## EJERCICIOS
1) Indica si cada afirmación coincide con el texto sobre los jóvenes marketeros. Responde sí o no y cita las palabras exactas que lo deciden. (a) El texto dice que no entrará en el dilema de si el mercadeo sirve para vender. (b) Según el texto, los jóvenes marketeros responden «no sé» con vergüenza. (c) Al hablar del futuro, las respuestas de los jóvenes marketeros tienen en cuenta el cambio climático.
2) Escribe cómo sigue el texto sobre los jóvenes marketeros a partir de su última oración.

## TEXTO DE ESTUDIO
↓

No me voy a meter en el dilema de si el mercadeo sirva para vender o no, o si este debe buscar generar rentabilidad en las empresas o satisfacer cada vez más al consumidor. No, mi preocupación es más profunda, y la he podido ver desde el privilegiado puesto que la vida me ha dado.

Los jóvenes marketeros sufren de ausencia de contexto, de historia, de futuro. He hablado con varios de ellos sobre el pasado del mercado, sobre la historia de las marcas, el proceso de construcción de las empresas, sobre las campañas del pasado, los productos que ya no están, las cosas que antes se hacían, y sus ojos me miran con una mirada vacía, como si no supieran de qué les hablo. Por algún motivo, no conocen la historia de su mercado, y en muchos casos, ni la su suya propia.

Menos saben del contexto. No se preocupan por lo que pasa en su barrio, localidad, ciudad, país, planeta, galaxia y universo. Una simple pregunta como «¿cuantos pesos dan por un dólar?», o «a cuánto está la tasa de referencia del Banco de la República?», o «¿qué tasa de IVA tiene un producto?», conlleva a respuestas que dejarían callado a más de uno, porque en muchos casos es un simple “no sé”, sin ningún tipo de vergüenza o sonrojo.

Y ni se les ocurra preguntarles por el futuro, porque las respuestas solo se centrarán en la tecnología y la conectividad; sin considerar cosas fundamentales como la demografía, el cambio climático, las cargas culturales o las redefiniciones de las ciencias exactas.

↑

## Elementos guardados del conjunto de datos
↓

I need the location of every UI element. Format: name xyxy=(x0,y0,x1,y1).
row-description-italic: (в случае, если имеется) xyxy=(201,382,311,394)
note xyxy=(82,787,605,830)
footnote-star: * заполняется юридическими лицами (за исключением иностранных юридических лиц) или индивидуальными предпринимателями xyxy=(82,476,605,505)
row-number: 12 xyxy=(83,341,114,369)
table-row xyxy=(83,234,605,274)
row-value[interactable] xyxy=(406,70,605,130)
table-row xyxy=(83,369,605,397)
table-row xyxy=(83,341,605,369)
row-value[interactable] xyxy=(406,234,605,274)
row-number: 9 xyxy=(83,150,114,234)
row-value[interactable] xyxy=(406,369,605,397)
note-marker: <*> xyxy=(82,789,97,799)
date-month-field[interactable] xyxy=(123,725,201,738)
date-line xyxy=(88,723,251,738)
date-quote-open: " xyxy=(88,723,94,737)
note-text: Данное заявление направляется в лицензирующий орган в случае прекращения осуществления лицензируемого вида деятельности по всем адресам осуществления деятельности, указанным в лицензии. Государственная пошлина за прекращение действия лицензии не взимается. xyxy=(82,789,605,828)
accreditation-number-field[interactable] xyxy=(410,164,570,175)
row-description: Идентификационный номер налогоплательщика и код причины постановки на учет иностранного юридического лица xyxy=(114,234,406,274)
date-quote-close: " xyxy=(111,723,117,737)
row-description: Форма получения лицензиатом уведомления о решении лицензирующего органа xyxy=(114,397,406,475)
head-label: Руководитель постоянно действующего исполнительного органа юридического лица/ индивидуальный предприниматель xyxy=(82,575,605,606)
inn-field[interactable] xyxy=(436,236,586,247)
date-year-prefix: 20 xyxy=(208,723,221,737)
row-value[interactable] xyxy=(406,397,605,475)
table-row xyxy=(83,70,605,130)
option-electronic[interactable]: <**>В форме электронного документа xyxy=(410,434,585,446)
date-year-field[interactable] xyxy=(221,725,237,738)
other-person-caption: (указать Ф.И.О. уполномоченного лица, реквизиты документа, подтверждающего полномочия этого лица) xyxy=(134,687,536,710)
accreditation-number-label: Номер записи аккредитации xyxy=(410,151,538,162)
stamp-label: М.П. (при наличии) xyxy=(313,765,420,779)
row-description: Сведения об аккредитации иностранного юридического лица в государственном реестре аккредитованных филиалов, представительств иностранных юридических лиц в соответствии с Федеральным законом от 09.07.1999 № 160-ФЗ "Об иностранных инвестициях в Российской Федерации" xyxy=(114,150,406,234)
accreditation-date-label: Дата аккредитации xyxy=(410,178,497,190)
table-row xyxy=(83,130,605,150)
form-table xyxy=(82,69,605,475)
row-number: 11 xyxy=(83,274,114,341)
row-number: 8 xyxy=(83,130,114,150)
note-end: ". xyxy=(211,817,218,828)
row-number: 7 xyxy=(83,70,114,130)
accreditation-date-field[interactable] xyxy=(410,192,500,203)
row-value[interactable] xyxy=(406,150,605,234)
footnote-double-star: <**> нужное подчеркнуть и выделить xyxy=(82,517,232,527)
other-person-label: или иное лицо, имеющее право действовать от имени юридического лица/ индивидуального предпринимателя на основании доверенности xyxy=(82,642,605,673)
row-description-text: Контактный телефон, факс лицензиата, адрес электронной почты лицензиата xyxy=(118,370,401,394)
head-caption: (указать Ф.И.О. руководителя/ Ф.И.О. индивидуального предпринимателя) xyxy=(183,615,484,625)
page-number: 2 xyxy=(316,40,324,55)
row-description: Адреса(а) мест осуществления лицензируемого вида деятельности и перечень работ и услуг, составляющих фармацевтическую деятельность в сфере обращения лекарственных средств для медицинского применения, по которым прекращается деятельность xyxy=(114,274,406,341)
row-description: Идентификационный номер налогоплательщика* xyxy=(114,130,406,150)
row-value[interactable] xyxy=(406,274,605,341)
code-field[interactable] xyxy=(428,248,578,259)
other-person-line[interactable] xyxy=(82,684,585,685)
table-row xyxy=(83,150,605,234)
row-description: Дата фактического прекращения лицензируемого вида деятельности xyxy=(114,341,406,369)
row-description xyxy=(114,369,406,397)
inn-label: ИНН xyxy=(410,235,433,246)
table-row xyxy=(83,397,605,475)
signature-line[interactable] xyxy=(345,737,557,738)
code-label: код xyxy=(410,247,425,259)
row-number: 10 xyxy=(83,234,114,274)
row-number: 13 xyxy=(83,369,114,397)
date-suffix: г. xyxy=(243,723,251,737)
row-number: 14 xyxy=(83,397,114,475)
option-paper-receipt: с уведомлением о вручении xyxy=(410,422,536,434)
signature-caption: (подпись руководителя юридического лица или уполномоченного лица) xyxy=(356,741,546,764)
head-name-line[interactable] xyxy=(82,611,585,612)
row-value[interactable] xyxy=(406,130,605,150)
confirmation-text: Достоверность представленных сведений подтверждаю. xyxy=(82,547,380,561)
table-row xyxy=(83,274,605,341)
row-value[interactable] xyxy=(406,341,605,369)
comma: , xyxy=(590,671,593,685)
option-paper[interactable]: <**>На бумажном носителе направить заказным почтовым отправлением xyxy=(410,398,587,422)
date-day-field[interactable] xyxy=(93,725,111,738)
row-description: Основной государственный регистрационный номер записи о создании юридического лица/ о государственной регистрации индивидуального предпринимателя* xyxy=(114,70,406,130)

↑

## RESPUESTAS EN ORDEN
1)
(a) Sí: «No me voy a meter en el dilema de si el mercadeo sirva para vender o no».
(b) No: «sin ningún tipo de vergüenza o sonrojo».
(c) No: «sin considerar cosas fundamentales como la demografía, el cambio climático».

2)
Por algún motivo, estamos pecando al dejarlos pasar sin saber nada. Se puede decir que es culpa de la casa, del colegio, del sistema; pero la verdad, es que los dejamos salir de nuestras aulas, sin que sepan más de su pasado, presente y futuro, y de cómo las cosas que hoy existen no se dieron espontáneamente, como el creer que los smartphones fueron hechos por los jóvenes, cuando realmente fueron creados por personas que hoy tienen más de 50 años o ya han muerto.

Con algo de envidia veo la ciencia política, porque les enseña a sus estudiantes a pensar, comprender, unir puntos, analizar más allá de lo obvio, y al final proponer políticas públicas para mejorar la vida de las personas; a estos estudiantes no sólo se les ha enseñado el pasado, sino la riqueza que hay en él y cómo el conocer la historia es evitar la condena de su repetición, o lo contrario.

Es momento que hagamos un alto en el camino y pensemos sobre esto, porque estamos dejando pasar mentes brillantes por las universidades, llenándolos de ambición y soluciones, sin darles un piso concreto en el que puedan sostenerse y mantener sus ideas. No les pido que hagamos clases de historia de Colombia, ni de ciencia, ni mucho menos de constitucionalidad, sino que pongamos en el contexto del pasado, presente y futuro ese conocimiento que se nos ha entregado, para darles a las nuevas generaciones de marketeros el soporte para el cambio.

Quizá suene algo poético, iluso o romántico, pero cuando veo que un joven que dice que ama el mercadeo, no sabe hace cuánto se escribió la constitución de su país, quién es el ministro de comercio, qué es un tratado de libre comercio o qué era un matinée, la desilusión es tal, que no solo se comprende porque proponen lo que proponen, sino que fácilmente se evidencia que son personas de corto plazo.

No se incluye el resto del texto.